## Short problem
Reproduce each line exactly.
[START Data provided]
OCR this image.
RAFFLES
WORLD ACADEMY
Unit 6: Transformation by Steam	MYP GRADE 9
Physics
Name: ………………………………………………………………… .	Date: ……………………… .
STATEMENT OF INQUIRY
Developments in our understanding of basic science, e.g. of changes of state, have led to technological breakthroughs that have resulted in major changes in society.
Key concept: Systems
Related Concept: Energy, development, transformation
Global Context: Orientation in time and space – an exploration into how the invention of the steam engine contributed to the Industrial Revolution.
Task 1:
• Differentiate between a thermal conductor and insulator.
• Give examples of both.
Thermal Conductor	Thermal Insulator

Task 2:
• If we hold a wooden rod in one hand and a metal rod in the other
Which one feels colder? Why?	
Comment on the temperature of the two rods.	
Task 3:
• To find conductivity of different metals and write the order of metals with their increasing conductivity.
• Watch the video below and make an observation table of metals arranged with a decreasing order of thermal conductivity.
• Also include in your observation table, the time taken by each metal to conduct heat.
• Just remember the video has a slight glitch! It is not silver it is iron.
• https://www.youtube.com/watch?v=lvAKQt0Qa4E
[END Data provided]
## The output
OCR this image.
RAFFLES
WORLD ACADEMY
Unit 6: Transformation by Steam	MYP GRADE 9
Physics
Name: ………………………………………………………………… .	Date: ……………………… .
STATEMENT OF INQUIRY
Developments in our understanding of basic science, e.g. of changes of state, have led to technological breakthroughs that have resulted in major changes in society.
Key concept: Systems
Related Concept: Energy, development, transformation
Global Context: Orientation in time and space – an exploration into how the invention of the steam engine contributed to the Industrial Revolution.
Task 1:
• Differentiate between a thermal conductor and insulator.
• Give examples of both.
Thermal Conductor	Thermal Insulator

Task 2:
• If we hold a wooden rod in one hand and a metal rod in the other
Which one feels colder? Why?	
Comment on the temperature of the two rods.	
Task 3:
• To find conductivity of different metals and write the order of metals with their increasing conductivity.
• Watch the video below and make an observation table of metals arranged with a decreasing order of thermal conductivity.
• Also include in your observation table, the time taken by each metal to conduct heat.
• Just remember the video has a slight glitch! It is not silver it is iron.
• https://www.youtube.com/watch?v=lvAKQt0Qa4E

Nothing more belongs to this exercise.